What to produce>
Going through the material below, please gather all lines with the word "الله" in them.

Data rows>
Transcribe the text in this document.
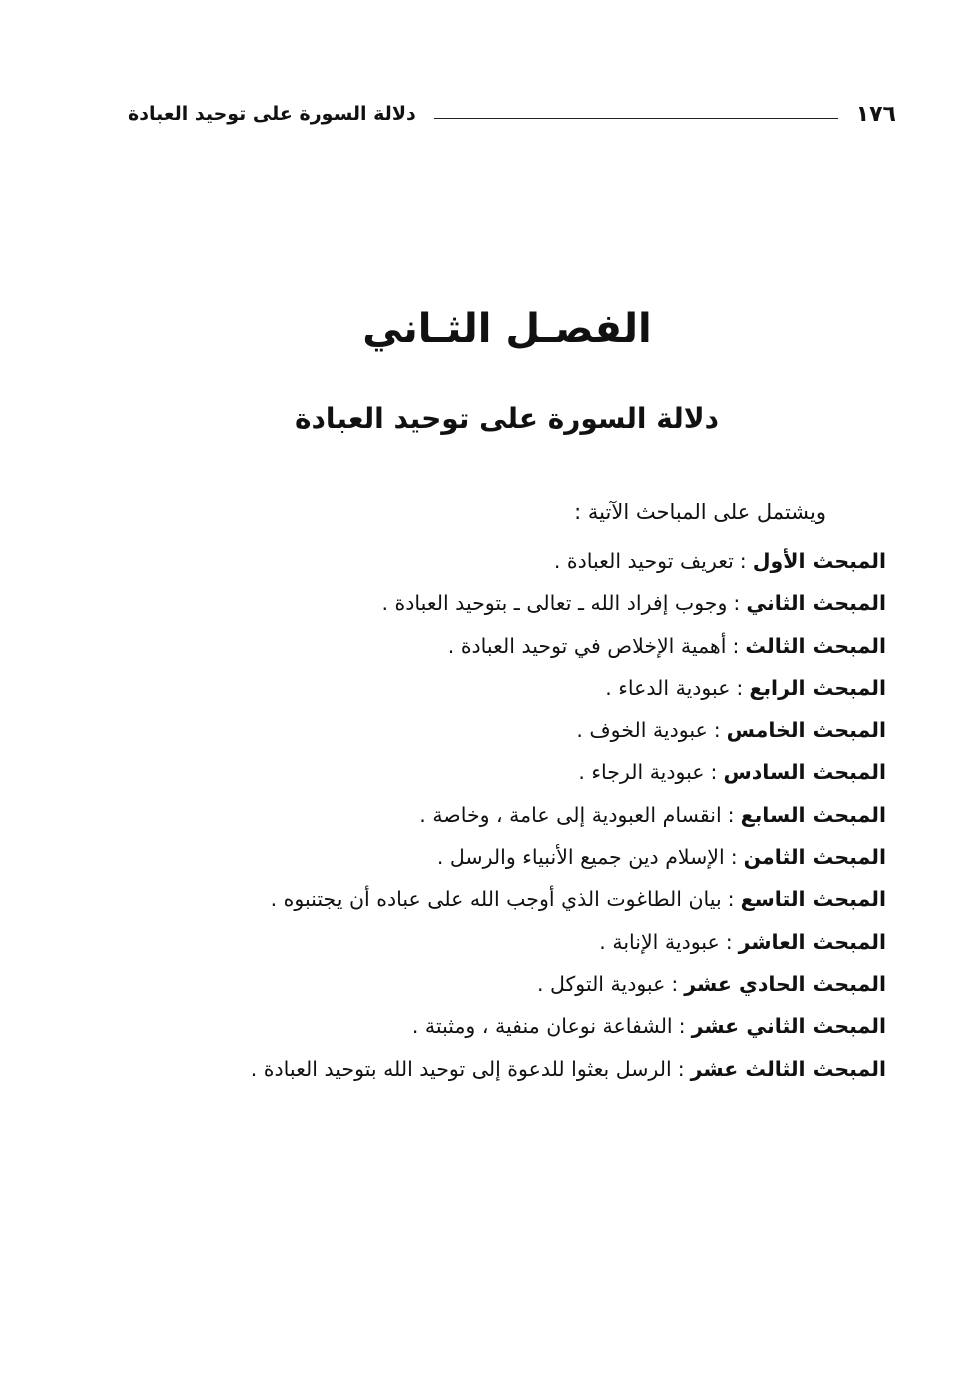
١٧٦
دلالة السورة على توحيد العبادة
الفصـل الثـاني
دلالة السورة على توحيد العبادة
ويشتمل على المباحث الآتية :
المبحث الأول:تعريف توحيد العبادة .
المبحث الثاني:وجوب إفراد الله ـ تعالى ـ بتوحيد العبادة .
المبحث الثالث:أهمية الإخلاص في توحيد العبادة .
المبحث الرابع:عبودية الدعاء .
المبحث الخامس:عبودية الخوف .
المبحث السادس:عبودية الرجاء .
المبحث السابع:انقسام العبودية إلى عامة ، وخاصة .
المبحث الثامن:الإسلام دين جميع الأنبياء والرسل .
المبحث التاسع:بيان الطاغوت الذي أوجب الله على عباده أن يجتنبوه .
المبحث العاشر:عبودية الإنابة .
المبحث الحادي عشر:عبودية التوكل .
المبحث الثاني عشر:الشفاعة نوعان منفية ، ومثبتة .
المبحث الثالث عشر:الرسل بعثوا للدعوة إلى توحيد الله بتوحيد العبادة .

Task result>
المبحث الثاني:وجوب إفراد الله ـ تعالى ـ بتوحيد العبادة .
المبحث التاسع:بيان الطاغوت الذي أوجب الله على عباده أن يجتنبوه .
المبحث الثالث عشر:الرسل بعثوا للدعوة إلى توحيد الله بتوحيد العبادة .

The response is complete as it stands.